§ Stated exercise
Keep the pictures out of the copy and print all the entries below exactly.

§ Supplied entries

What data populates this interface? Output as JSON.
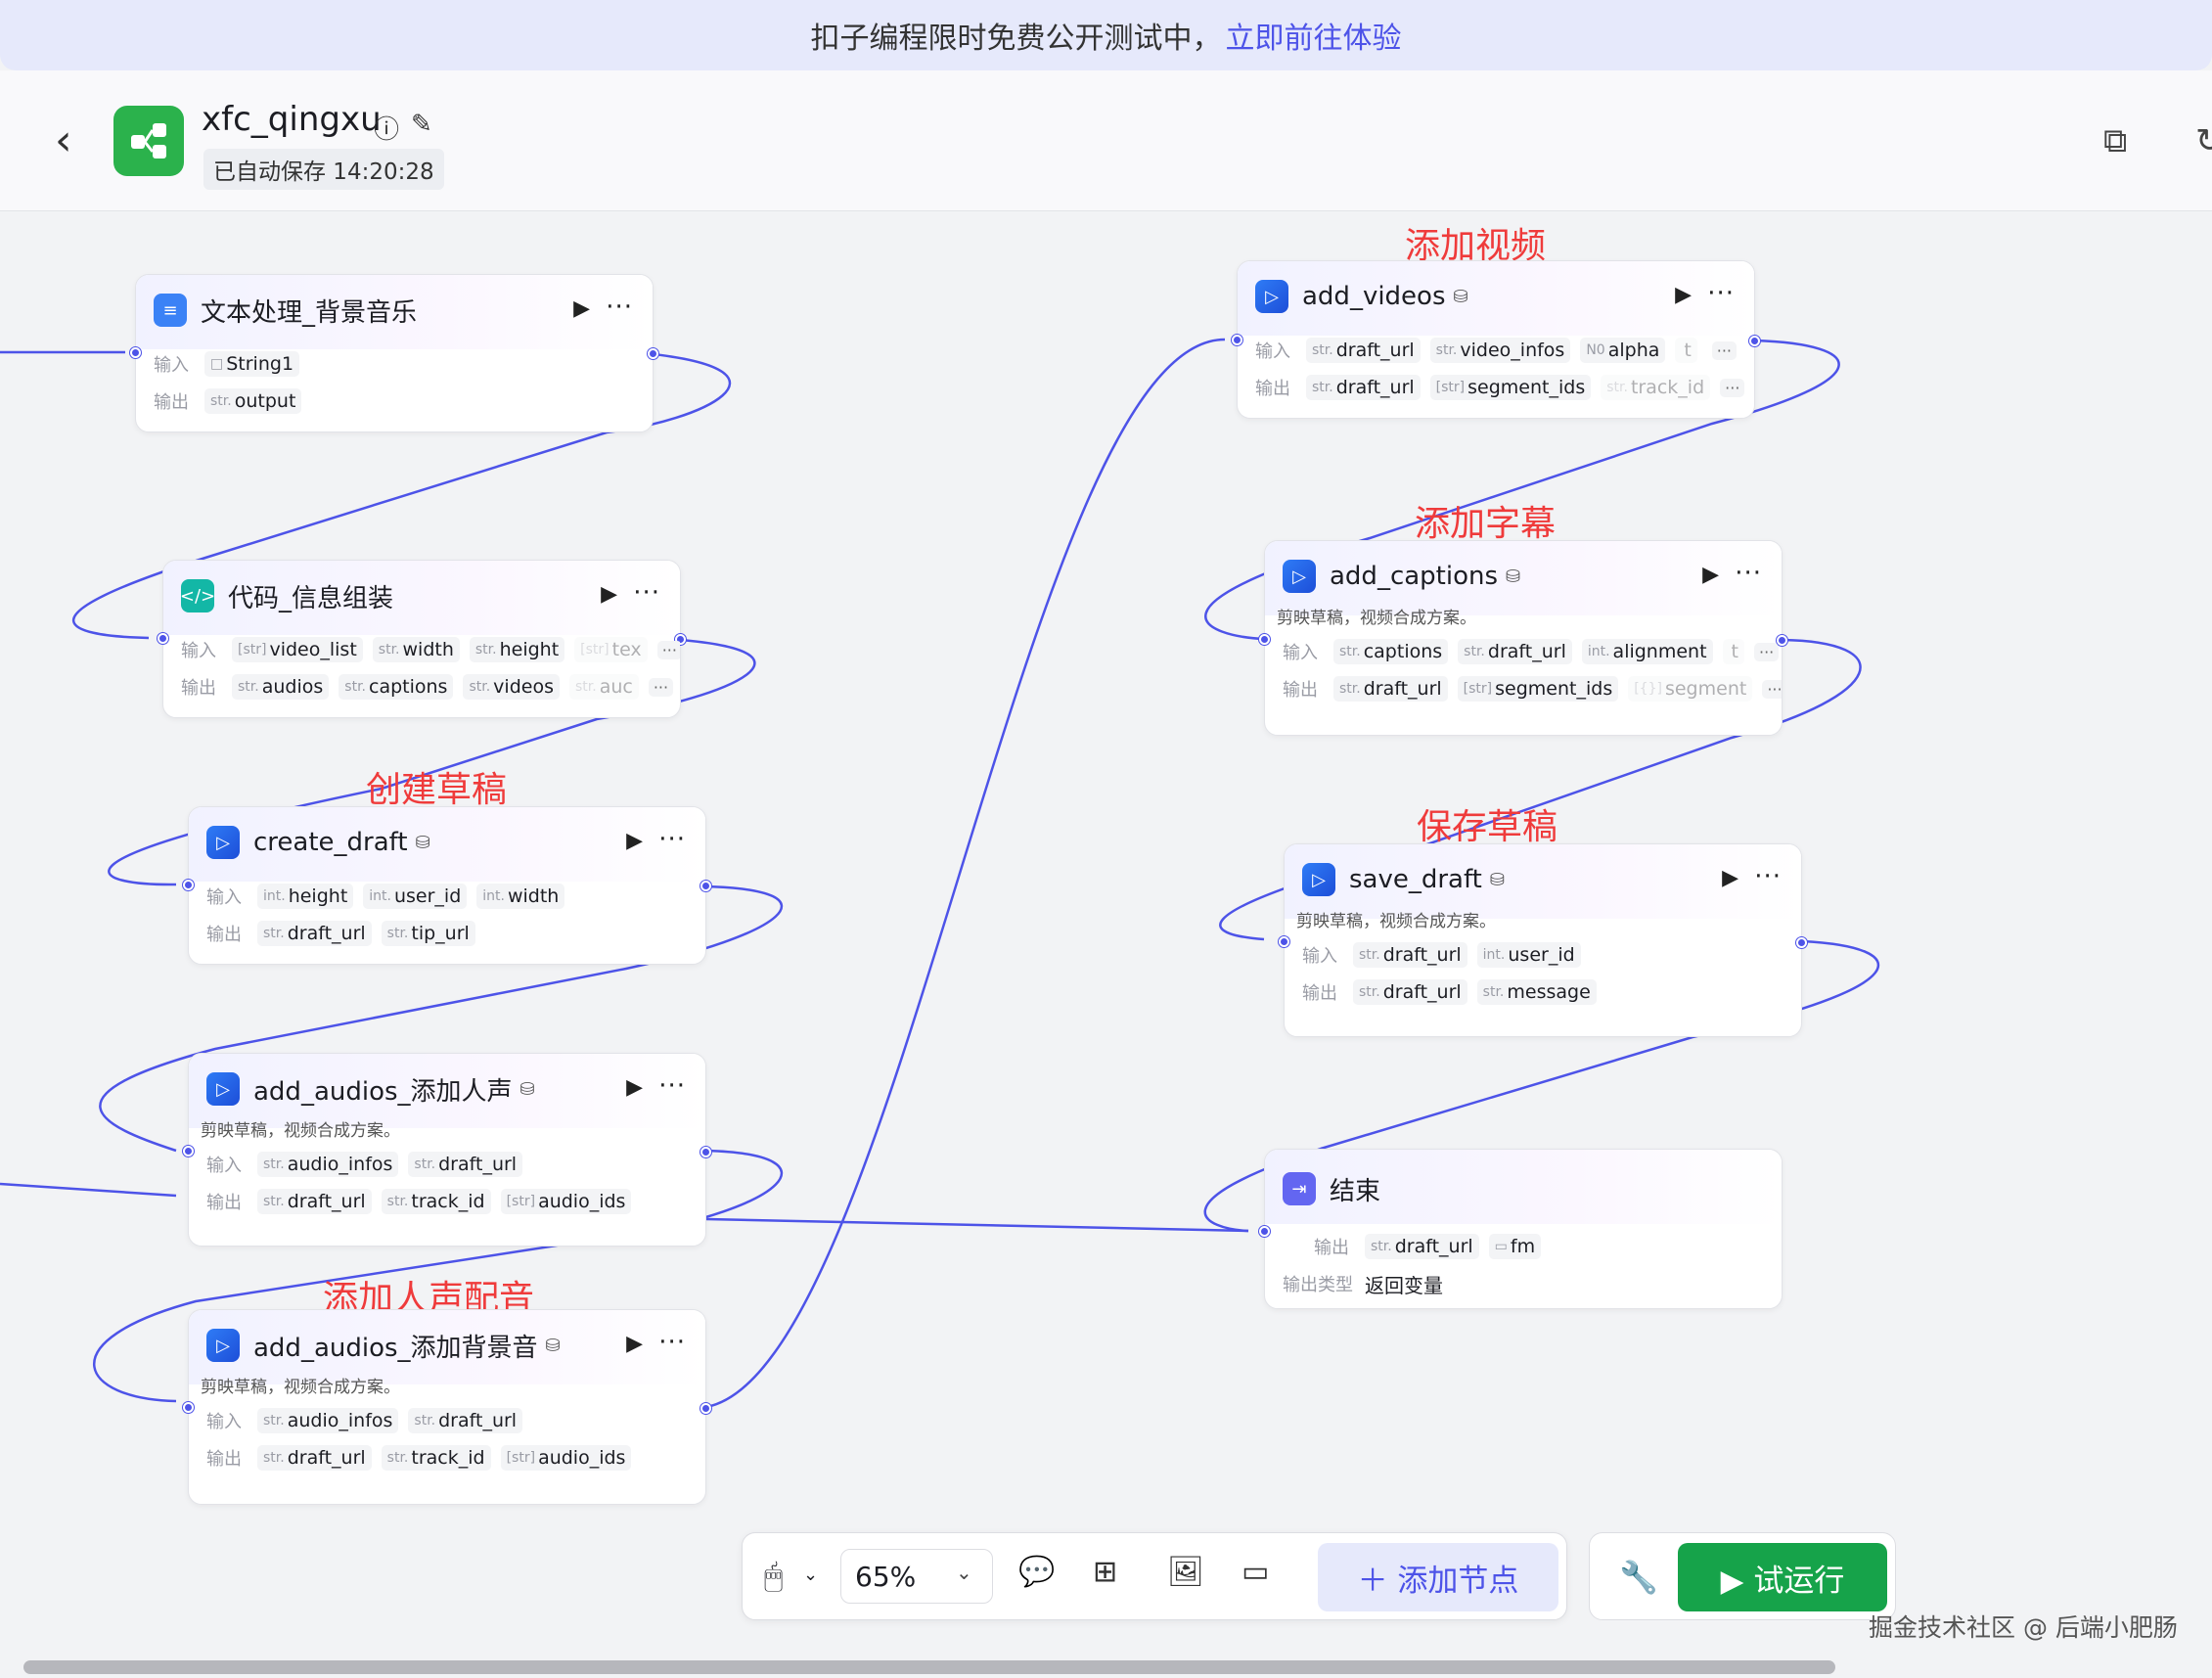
{
  "banner": {
    "text": "扣子编程限时免费公开测试中，",
    "link": "立即前往体验"
  },
  "header": {
    "back": "‹",
    "title": "xfc_qingxu",
    "autosave": "已自动保存 14:20:28"
  },
  "icons": {
    "info": "info-icon",
    "edit": "edit-icon",
    "copy": "copy-icon",
    "sync": "sync-icon"
  },
  "labels": {
    "input": "输入",
    "output": "输出",
    "output_type": "输出类型"
  },
  "annotations": [
    "添加视频",
    "添加字幕",
    "创建草稿",
    "保存草稿",
    "添加人声配音"
  ],
  "nodes": [
    {
      "title": "文本处理_背景音乐",
      "desc": "",
      "inputs": [
        [
          "□",
          "String1"
        ]
      ],
      "outputs": [
        [
          "str.",
          "output"
        ]
      ]
    },
    {
      "title": "代码_信息组装",
      "desc": "",
      "inputs": [
        [
          "[str]",
          "video_list"
        ],
        [
          "str.",
          "width"
        ],
        [
          "str.",
          "height"
        ],
        [
          "[str]",
          "tex"
        ]
      ],
      "outputs": [
        [
          "str.",
          "audios"
        ],
        [
          "str.",
          "captions"
        ],
        [
          "str.",
          "videos"
        ],
        [
          "str.",
          "auc"
        ]
      ]
    },
    {
      "title": "create_draft",
      "desc": "",
      "inputs": [
        [
          "int.",
          "height"
        ],
        [
          "int.",
          "user_id"
        ],
        [
          "int.",
          "width"
        ]
      ],
      "outputs": [
        [
          "str.",
          "draft_url"
        ],
        [
          "str.",
          "tip_url"
        ]
      ]
    },
    {
      "title": "add_audios_添加人声",
      "desc": "剪映草稿，视频合成方案。",
      "inputs": [
        [
          "str.",
          "audio_infos"
        ],
        [
          "str.",
          "draft_url"
        ]
      ],
      "outputs": [
        [
          "str.",
          "draft_url"
        ],
        [
          "str.",
          "track_id"
        ],
        [
          "[str]",
          "audio_ids"
        ]
      ]
    },
    {
      "title": "add_audios_添加背景音",
      "desc": "剪映草稿，视频合成方案。",
      "inputs": [
        [
          "str.",
          "audio_infos"
        ],
        [
          "str.",
          "draft_url"
        ]
      ],
      "outputs": [
        [
          "str.",
          "draft_url"
        ],
        [
          "str.",
          "track_id"
        ],
        [
          "[str]",
          "audio_ids"
        ]
      ]
    },
    {
      "title": "add_videos",
      "desc": "",
      "inputs": [
        [
          "str.",
          "draft_url"
        ],
        [
          "str.",
          "video_infos"
        ],
        [
          "N0",
          "alpha"
        ],
        [
          "",
          "t"
        ]
      ],
      "outputs": [
        [
          "str.",
          "draft_url"
        ],
        [
          "[str]",
          "segment_ids"
        ],
        [
          "str.",
          "track_id"
        ]
      ]
    },
    {
      "title": "add_captions",
      "desc": "剪映草稿，视频合成方案。",
      "inputs": [
        [
          "str.",
          "captions"
        ],
        [
          "str.",
          "draft_url"
        ],
        [
          "int.",
          "alignment"
        ],
        [
          "",
          "t"
        ]
      ],
      "outputs": [
        [
          "str.",
          "draft_url"
        ],
        [
          "[str]",
          "segment_ids"
        ],
        [
          "[{}]",
          "segment"
        ]
      ]
    },
    {
      "title": "save_draft",
      "desc": "剪映草稿，视频合成方案。",
      "inputs": [
        [
          "str.",
          "draft_url"
        ],
        [
          "int.",
          "user_id"
        ]
      ],
      "outputs": [
        [
          "str.",
          "draft_url"
        ],
        [
          "str.",
          "message"
        ]
      ]
    },
    {
      "title": "结束",
      "desc": "",
      "inputs": [],
      "outputs": [
        [
          "str.",
          "draft_url"
        ],
        [
          "▭",
          "fm"
        ]
      ],
      "output_type": "返回变量"
    }
  ],
  "toolbar": {
    "zoom": "65%",
    "add_node": "＋  添加节点",
    "run": "▶  试运行"
  },
  "watermark": "掘金技术社区 @ 后端小肥肠",
  "more": "···",
  "run_glyph": "▶",
  "badge": "⛁"
}
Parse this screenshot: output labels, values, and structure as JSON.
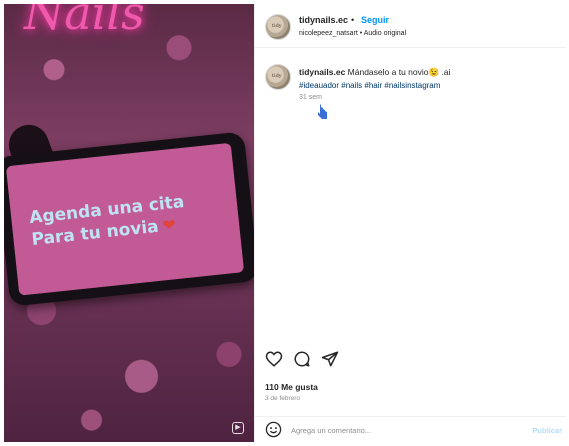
{
  "media": {
    "neon_text": "Nails",
    "phone_lines": [
      "Agenda una cita",
      "Para tu novia"
    ],
    "heart_icon": "heart-emoji",
    "reel_icon": "reel-icon"
  },
  "header": {
    "username": "tidynails.ec",
    "separator": "•",
    "follow_label": "Seguir",
    "audio_line": "nicolepeez_natsart • Audio original"
  },
  "caption": {
    "username": "tidynails.ec",
    "text": " Mándaselo a tu novio😉 .ai",
    "hashtags": "#ideauador #nails #hair #nailsinstagram",
    "time": "31 sem"
  },
  "actions": {
    "like_icon": "heart-outline-icon",
    "comment_icon": "comment-bubble-icon",
    "share_icon": "paper-plane-icon"
  },
  "likes": "110 Me gusta",
  "date": "3 de febrero",
  "comment_bar": {
    "placeholder": "Agrega un comentario...",
    "publish_label": "Publicar"
  },
  "colors": {
    "accent": "#0095f6",
    "hashtag": "#00376b",
    "neon": "#ff5fb8",
    "phone_screen": "#c25a96"
  }
}
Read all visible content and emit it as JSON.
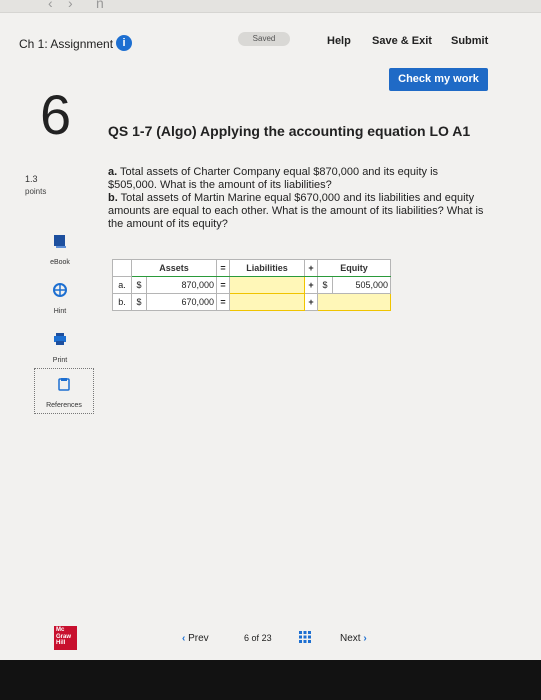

§ Answer to this problem
What data populates this interface? Output as JSON.
{
  "banner": {
    "text": "扣子编程限时免费公开测试中，",
    "link": "立即前往体验"
  },
  "header": {
    "back": "‹",
    "title": "xfc_qingxu",
    "autosave": "已自动保存 14:20:28"
  },
  "icons": {
    "info": "info-icon",
    "edit": "edit-icon",
    "copy": "copy-icon",
    "sync": "sync-icon"
  },
  "labels": {
    "input": "输入",
    "output": "输出",
    "output_type": "输出类型"
  },
  "annotations": [
    "添加视频",
    "添加字幕",
    "创建草稿",
    "保存草稿",
    "添加人声配音"
  ],
  "nodes": [
    {
      "title": "文本处理_背景音乐",
      "desc": "",
      "inputs": [
        [
          "□",
          "String1"
        ]
      ],
      "outputs": [
        [
          "str.",
          "output"
        ]
      ]
    },
    {
      "title": "代码_信息组装",
      "desc": "",
      "inputs": [
        [
          "[str]",
          "video_list"
        ],
        [
          "str.",
          "width"
        ],
        [
          "str.",
          "height"
        ],
        [
          "[str]",
          "tex"
        ]
      ],
      "outputs": [
        [
          "str.",
          "audios"
        ],
        [
          "str.",
          "captions"
        ],
        [
          "str.",
          "videos"
        ],
        [
          "str.",
          "auc"
        ]
      ]
    },
    {
      "title": "create_draft",
      "desc": "",
      "inputs": [
        [
          "int.",
          "height"
        ],
        [
          "int.",
          "user_id"
        ],
        [
          "int.",
          "width"
        ]
      ],
      "outputs": [
        [
          "str.",
          "draft_url"
        ],
        [
          "str.",
          "tip_url"
        ]
      ]
    },
    {
      "title": "add_audios_添加人声",
      "desc": "剪映草稿，视频合成方案。",
      "inputs": [
        [
          "str.",
          "audio_infos"
        ],
        [
          "str.",
          "draft_url"
        ]
      ],
      "outputs": [
        [
          "str.",
          "draft_url"
        ],
        [
          "str.",
          "track_id"
        ],
        [
          "[str]",
          "audio_ids"
        ]
      ]
    },
    {
      "title": "add_audios_添加背景音",
      "desc": "剪映草稿，视频合成方案。",
      "inputs": [
        [
          "str.",
          "audio_infos"
        ],
        [
          "str.",
          "draft_url"
        ]
      ],
      "outputs": [
        [
          "str.",
          "draft_url"
        ],
        [
          "str.",
          "track_id"
        ],
        [
          "[str]",
          "audio_ids"
        ]
      ]
    },
    {
      "title": "add_videos",
      "desc": "",
      "inputs": [
        [
          "str.",
          "draft_url"
        ],
        [
          "str.",
          "video_infos"
        ],
        [
          "N0",
          "alpha"
        ],
        [
          "",
          "t"
        ]
      ],
      "outputs": [
        [
          "str.",
          "draft_url"
        ],
        [
          "[str]",
          "segment_ids"
        ],
        [
          "str.",
          "track_id"
        ]
      ]
    },
    {
      "title": "add_captions",
      "desc": "剪映草稿，视频合成方案。",
      "inputs": [
        [
          "str.",
          "captions"
        ],
        [
          "str.",
          "draft_url"
        ],
        [
          "int.",
          "alignment"
        ],
        [
          "",
          "t"
        ]
      ],
      "outputs": [
        [
          "str.",
          "draft_url"
        ],
        [
          "[str]",
          "segment_ids"
        ],
        [
          "[{}]",
          "segment"
        ]
      ]
    },
    {
      "title": "save_draft",
      "desc": "剪映草稿，视频合成方案。",
      "inputs": [
        [
          "str.",
          "draft_url"
        ],
        [
          "int.",
          "user_id"
        ]
      ],
      "outputs": [
        [
          "str.",
          "draft_url"
        ],
        [
          "str.",
          "message"
        ]
      ]
    },
    {
      "title": "结束",
      "desc": "",
      "inputs": [],
      "outputs": [
        [
          "str.",
          "draft_url"
        ],
        [
          "▭",
          "fm"
        ]
      ],
      "output_type": "返回变量"
    }
  ],
  "toolbar": {
    "zoom": "65%",
    "add_node": "＋  添加节点",
    "run": "▶  试运行"
  },
  "watermark": "掘金技术社区 @ 后端小肥肠",
  "more": "···",
  "run_glyph": "▶",
  "badge": "⛁"
}
Parse this screenshot: output labels, values, and structure as JSON.
{
  "media": {
    "neon_text": "Nails",
    "phone_lines": [
      "Agenda una cita",
      "Para tu novia"
    ],
    "heart_icon": "heart-emoji",
    "reel_icon": "reel-icon"
  },
  "header": {
    "username": "tidynails.ec",
    "separator": "•",
    "follow_label": "Seguir",
    "audio_line": "nicolepeez_natsart • Audio original"
  },
  "caption": {
    "username": "tidynails.ec",
    "text": " Mándaselo a tu novio😉 .ai",
    "hashtags": "#ideauador #nails #hair #nailsinstagram",
    "time": "31 sem"
  },
  "actions": {
    "like_icon": "heart-outline-icon",
    "comment_icon": "comment-bubble-icon",
    "share_icon": "paper-plane-icon"
  },
  "likes": "110 Me gusta",
  "date": "3 de febrero",
  "comment_bar": {
    "placeholder": "Agrega un comentario...",
    "publish_label": "Publicar"
  },
  "colors": {
    "accent": "#0095f6",
    "hashtag": "#00376b",
    "neon": "#ff5fb8",
    "phone_screen": "#c25a96"
  }
}
Read all visible content and emit it as JSON.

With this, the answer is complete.